Entries provided:
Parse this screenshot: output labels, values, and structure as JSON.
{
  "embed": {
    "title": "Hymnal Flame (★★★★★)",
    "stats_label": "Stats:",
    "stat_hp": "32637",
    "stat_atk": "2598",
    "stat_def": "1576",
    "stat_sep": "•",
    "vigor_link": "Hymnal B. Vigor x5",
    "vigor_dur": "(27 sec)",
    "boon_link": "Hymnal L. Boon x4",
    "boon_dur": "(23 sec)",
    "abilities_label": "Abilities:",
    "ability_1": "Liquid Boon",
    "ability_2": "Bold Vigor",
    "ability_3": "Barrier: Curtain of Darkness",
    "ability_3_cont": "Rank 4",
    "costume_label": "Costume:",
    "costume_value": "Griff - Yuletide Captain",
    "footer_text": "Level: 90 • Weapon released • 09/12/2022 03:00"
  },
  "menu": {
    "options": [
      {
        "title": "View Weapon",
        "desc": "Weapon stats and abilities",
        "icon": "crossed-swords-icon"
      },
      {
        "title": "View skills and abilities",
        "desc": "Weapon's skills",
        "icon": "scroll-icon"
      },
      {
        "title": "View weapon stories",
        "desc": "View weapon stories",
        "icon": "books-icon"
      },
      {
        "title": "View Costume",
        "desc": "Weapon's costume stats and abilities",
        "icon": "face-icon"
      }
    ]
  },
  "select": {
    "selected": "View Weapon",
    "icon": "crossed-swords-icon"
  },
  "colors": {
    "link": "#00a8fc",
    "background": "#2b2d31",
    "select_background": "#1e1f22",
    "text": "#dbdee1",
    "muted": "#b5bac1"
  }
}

Objective: Would you restate each of the entries word for word?

In response:
Parse this screenshot: output labels, values, and structure as JSON.
{
  "embed": {
    "title": "Hymnal Flame (★★★★★)",
    "stats_label": "Stats:",
    "stat_hp": "32637",
    "stat_atk": "2598",
    "stat_def": "1576",
    "stat_sep": "•",
    "vigor_link": "Hymnal B. Vigor x5",
    "vigor_dur": "(27 sec)",
    "boon_link": "Hymnal L. Boon x4",
    "boon_dur": "(23 sec)",
    "abilities_label": "Abilities:",
    "ability_1": "Liquid Boon",
    "ability_2": "Bold Vigor",
    "ability_3": "Barrier: Curtain of Darkness",
    "ability_3_cont": "Rank 4",
    "costume_label": "Costume:",
    "costume_value": "Griff - Yuletide Captain",
    "footer_text": "Level: 90 • Weapon released • 09/12/2022 03:00"
  },
  "menu": {
    "options": [
      {
        "title": "View Weapon",
        "desc": "Weapon stats and abilities",
        "icon": "crossed-swords-icon"
      },
      {
        "title": "View skills and abilities",
        "desc": "Weapon's skills",
        "icon": "scroll-icon"
      },
      {
        "title": "View weapon stories",
        "desc": "View weapon stories",
        "icon": "books-icon"
      },
      {
        "title": "View Costume",
        "desc": "Weapon's costume stats and abilities",
        "icon": "face-icon"
      }
    ]
  },
  "select": {
    "selected": "View Weapon",
    "icon": "crossed-swords-icon"
  },
  "colors": {
    "link": "#00a8fc",
    "background": "#2b2d31",
    "select_background": "#1e1f22",
    "text": "#dbdee1",
    "muted": "#b5bac1"
  }
}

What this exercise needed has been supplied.